Part of a data file:
====
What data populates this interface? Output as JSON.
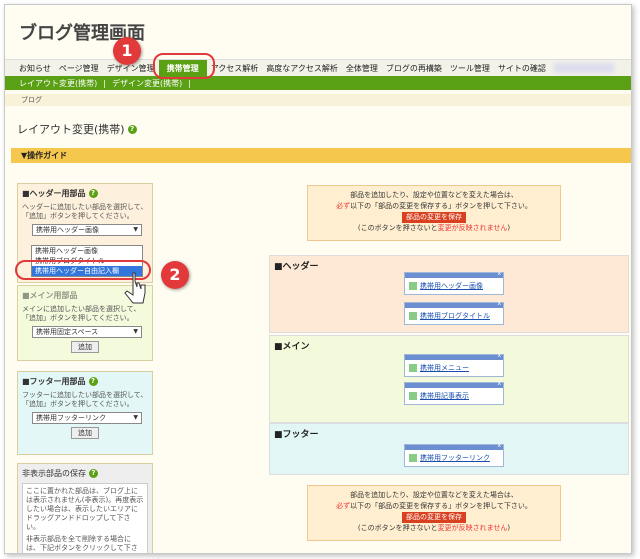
{
  "title": "ブログ管理画面",
  "nav": [
    "お知らせ",
    "ページ管理",
    "デザイン管理",
    "携帯管理",
    "アクセス解析",
    "高度なアクセス解析",
    "全体管理",
    "ブログの再構築",
    "ツール管理",
    "サイトの確認"
  ],
  "subnav": [
    "レイアウト変更(携帯)",
    "|",
    "デザイン変更(携帯)",
    "|"
  ],
  "breadcrumb": "ブログ",
  "page_title": "レイアウト変更(携帯)",
  "guide": "▼操作ガイド",
  "header_panel": {
    "title": "■ヘッダー用部品",
    "desc": "ヘッダーに追加したい部品を選択して、「追加」ボタンを押してください。",
    "selected": "携帯用ヘッダー画像",
    "options": [
      "携帯用ヘッダー画像",
      "携帯用ブログタイトル",
      "携帯用ヘッダー自由記入欄"
    ]
  },
  "main_panel": {
    "title": "■メイン用部品",
    "desc": "メインに追加したい部品を選択して、「追加」ボタンを押してください。",
    "selected": "携帯用固定スペース",
    "add": "追加"
  },
  "footer_panel": {
    "title": "■フッター用部品",
    "desc": "フッターに追加したい部品を選択して、「追加」ボタンを押してください。",
    "selected": "携帯用フッターリンク",
    "add": "追加"
  },
  "hidden_panel": {
    "title": "非表示部品の保存",
    "desc1": "ここに置かれた部品は、ブログ上には表示されません(非表示)。再度表示したい場合は、表示したいエリアにドラッグアンドドロップして下さい。",
    "desc2": "非表示部品を全て削除する場合には、下記ボタンをクリックして下さい。"
  },
  "notice": {
    "line1": "部品を追加したり、設定や位置などを変えた場合は、",
    "line2_red": "必ず",
    "line2": "以下の「部品の変更を保存する」ボタンを押して下さい。",
    "button": "部品の変更を保存",
    "line3a": "(このボタンを押さないと",
    "line3_red": "変更が反映されません",
    "line3b": ")"
  },
  "sections": {
    "header": {
      "title": "■ヘッダー",
      "widgets": [
        "携帯用ヘッダー画像",
        "携帯用ブログタイトル"
      ]
    },
    "main": {
      "title": "■メイン",
      "widgets": [
        "携帯用メニュー",
        "携帯用記事表示"
      ]
    },
    "footer": {
      "title": "■フッター",
      "widgets": [
        "携帯用フッターリンク"
      ]
    }
  },
  "callouts": [
    "1",
    "2"
  ],
  "widget_close": "x",
  "help_glyph": "?",
  "arrow_glyph": "▼",
  "colors": {
    "accent_green": "#5aa014",
    "callout_red": "#e23a3a",
    "guide_yellow": "#f5c74d"
  }
}
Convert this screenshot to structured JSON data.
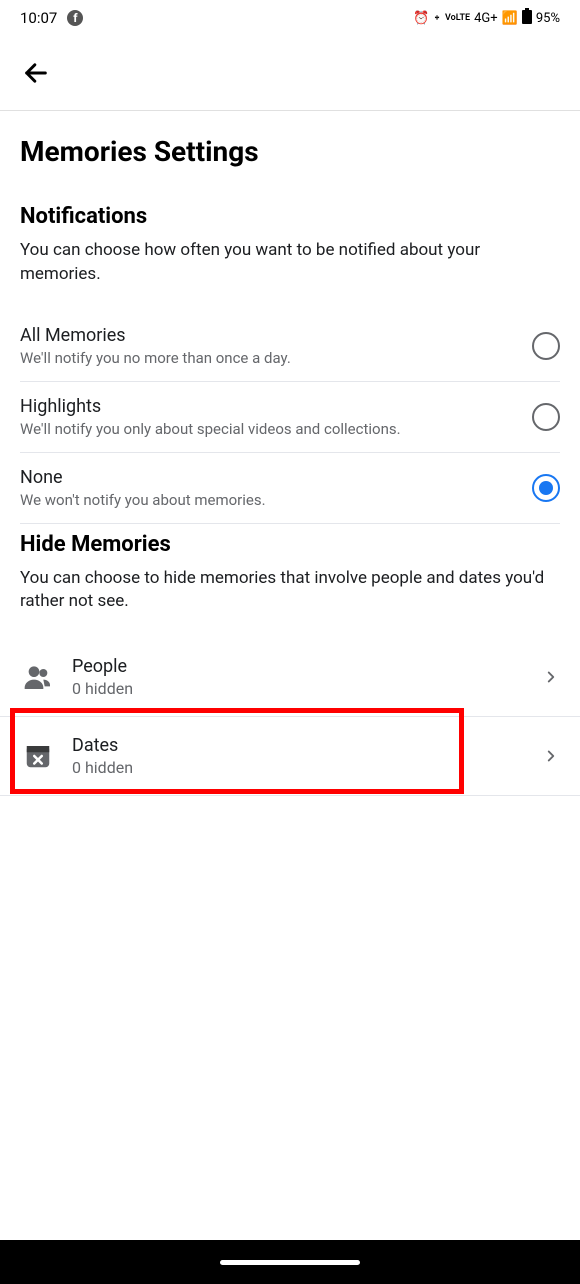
{
  "status": {
    "time": "10:07",
    "network": "4G+",
    "battery": "95%"
  },
  "page": {
    "title": "Memories Settings"
  },
  "notifications": {
    "heading": "Notifications",
    "desc": "You can choose how often you want to be notified about your memories.",
    "options": [
      {
        "title": "All Memories",
        "sub": "We'll notify you no more than once a day.",
        "selected": false
      },
      {
        "title": "Highlights",
        "sub": "We'll notify you only about special videos and collections.",
        "selected": false
      },
      {
        "title": "None",
        "sub": "We won't notify you about memories.",
        "selected": true
      }
    ]
  },
  "hide": {
    "heading": "Hide Memories",
    "desc": "You can choose to hide memories that involve people and dates you'd rather not see.",
    "items": [
      {
        "title": "People",
        "sub": "0 hidden"
      },
      {
        "title": "Dates",
        "sub": "0 hidden"
      }
    ]
  }
}
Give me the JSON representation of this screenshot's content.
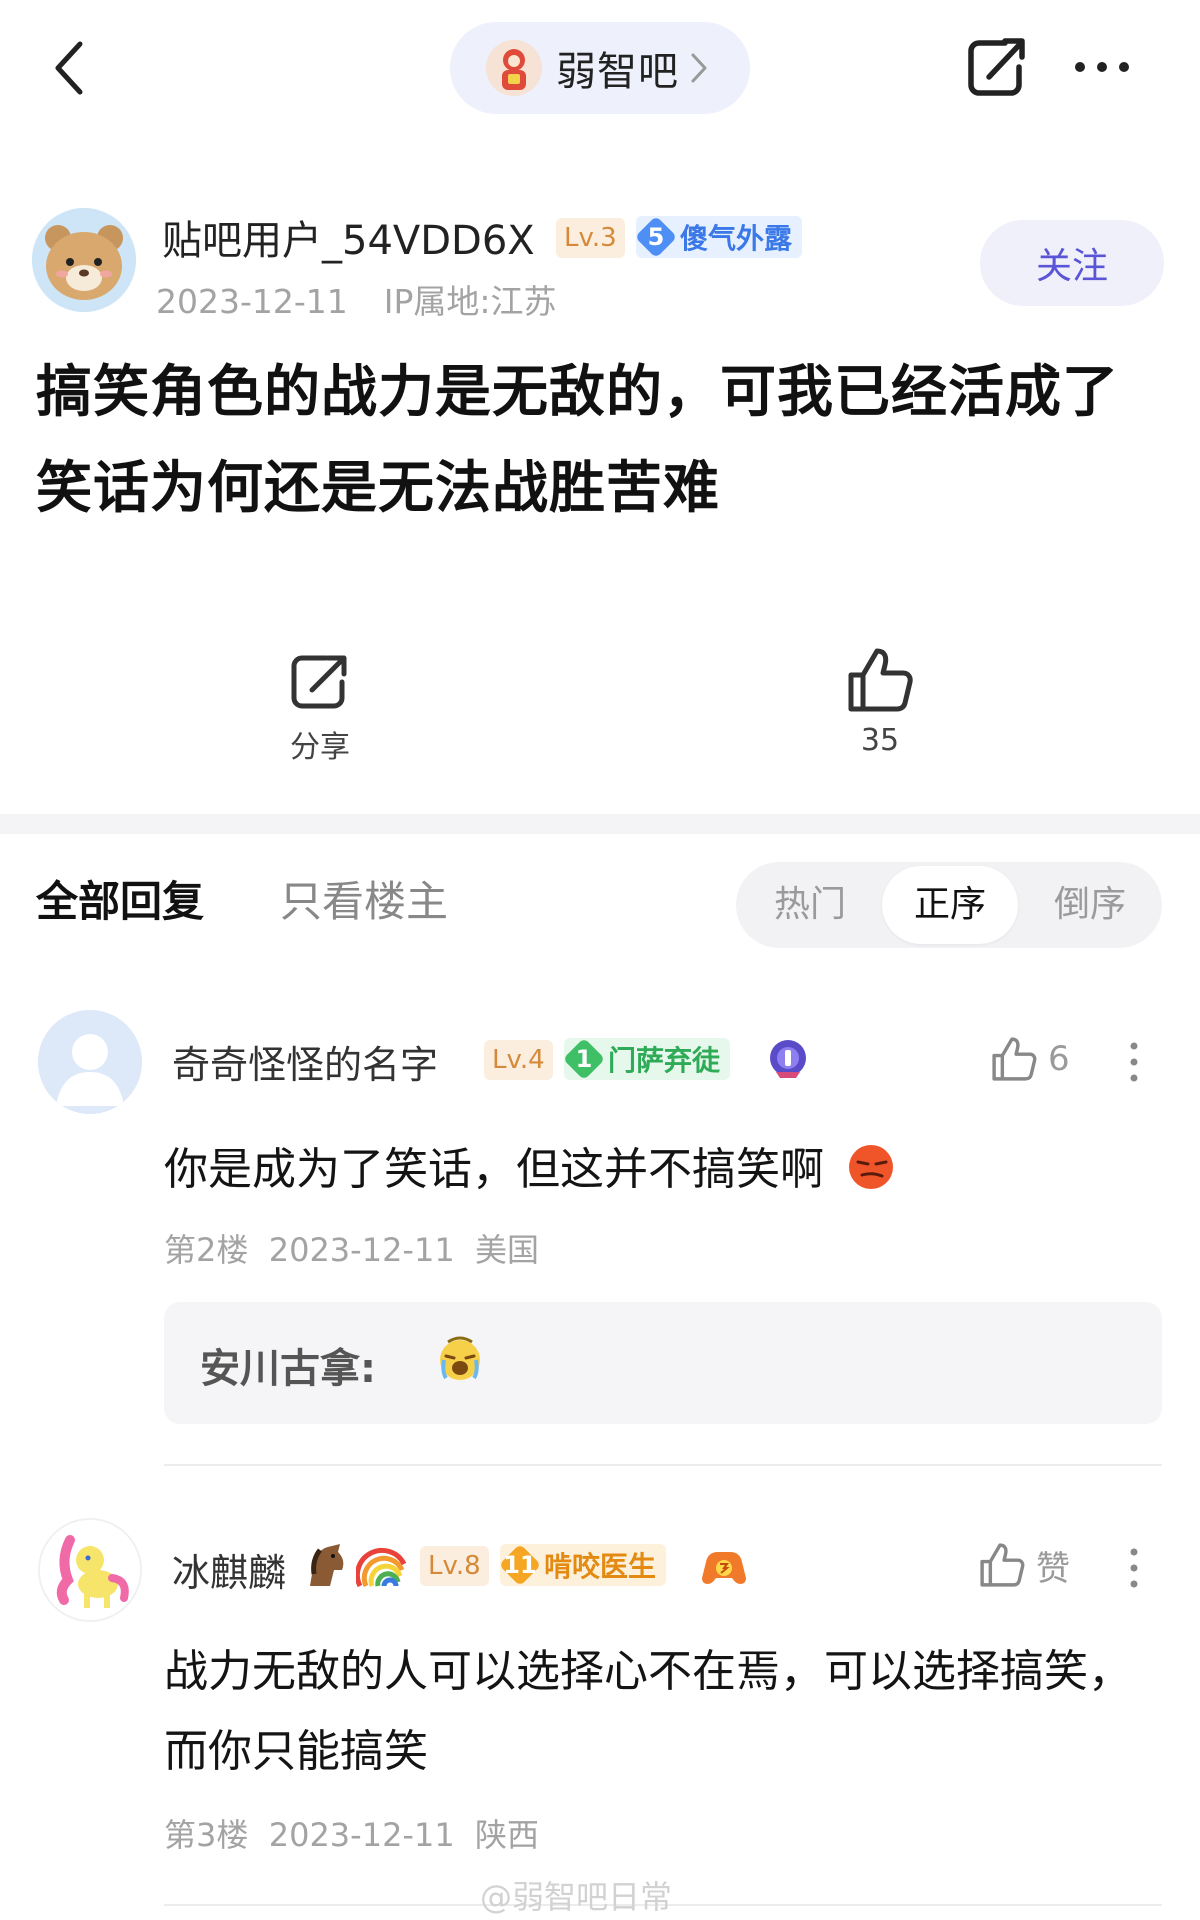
{
  "topbar": {
    "forum_name": "弱智吧",
    "icons": {
      "back": "chevron-left-icon",
      "share": "share-icon",
      "more": "more-dots-icon"
    }
  },
  "post": {
    "author": {
      "name": "贴吧用户_54VDD6X",
      "level": "Lv.3",
      "badge_level": "5",
      "badge_name": "傻气外露",
      "date": "2023-12-11",
      "ip": "IP属地:江苏"
    },
    "follow_label": "关注",
    "title": "搞笑角色的战力是无敌的，可我已经活成了笑话为何还是无法战胜苦难",
    "share_label": "分享",
    "like_count": "35"
  },
  "tabs": {
    "all": "全部回复",
    "op_only": "只看楼主",
    "sort": {
      "hot": "热门",
      "asc": "正序",
      "desc": "倒序",
      "selected": "正序"
    }
  },
  "replies": [
    {
      "name": "奇奇怪怪的名字",
      "level": "Lv.4",
      "badge_level": "1",
      "badge_name": "门萨弃徒",
      "likes": "6",
      "body": "你是成为了笑话，但这并不搞笑啊",
      "floor": "第2楼",
      "date": "2023-12-11",
      "location": "美国",
      "sub_reply": {
        "author": "安川古拿:"
      }
    },
    {
      "name": "冰麒麟",
      "level": "Lv.8",
      "badge_level": "11",
      "badge_name": "啃咬医生",
      "likes": "赞",
      "body": "战力无敌的人可以选择心不在焉，可以选择搞笑，而你只能搞笑",
      "floor": "第3楼",
      "date": "2023-12-11",
      "location": "陕西"
    }
  ],
  "watermark": "@弱智吧日常",
  "colors": {
    "accent": "#5a55d6",
    "level_bg": "#fbeede",
    "level_fg": "#d48a3a",
    "pill_bg": "#eef1fb"
  }
}
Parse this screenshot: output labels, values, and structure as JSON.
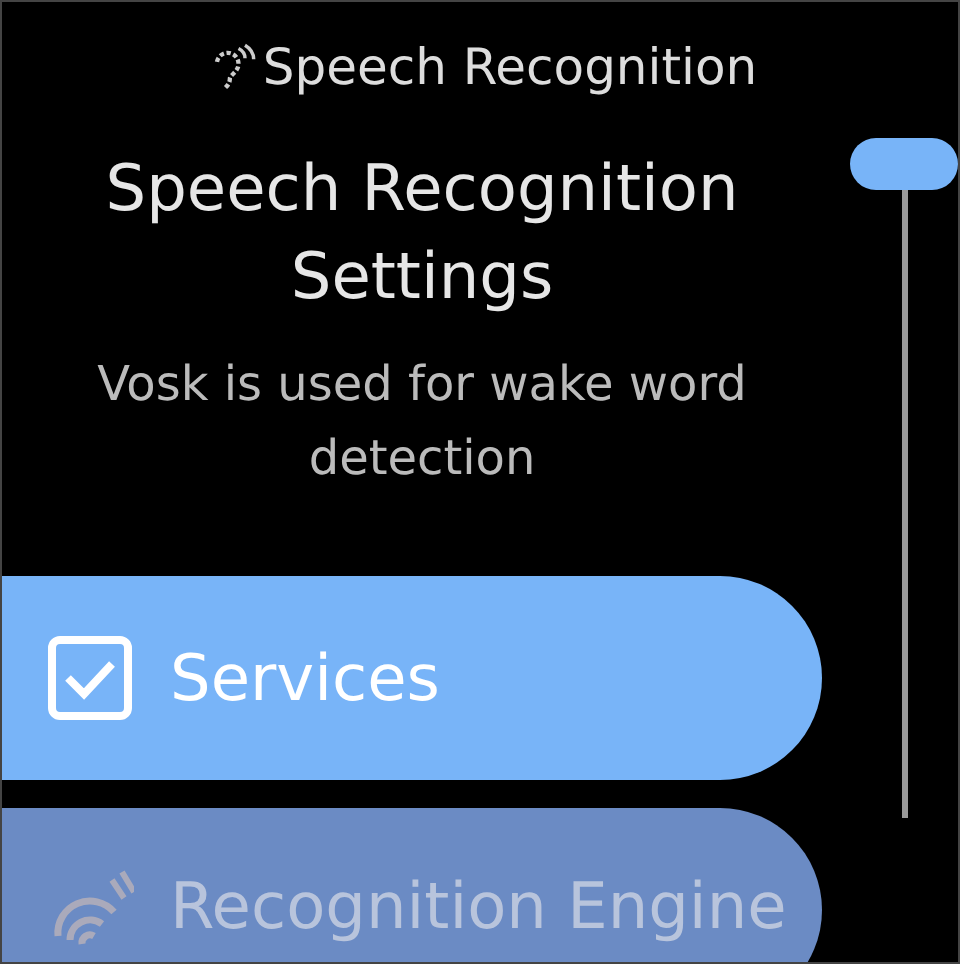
{
  "header": {
    "title": "Speech Recognition"
  },
  "heading": "Speech Recognition Settings",
  "description": "Vosk is used for wake word detection",
  "items": [
    {
      "label": "Services",
      "kind": "check",
      "selected": true
    },
    {
      "label": "Recognition Engine",
      "kind": "signal",
      "selected": false
    }
  ]
}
====
■ WRITTEN TASK:
Find each line holding "heading". Copy it out.

■ CORRECT OUTPUT:
    "heading": "Notifications",
    "heading": "Hide Memories",
  "heading": "Speech Recognition Settings",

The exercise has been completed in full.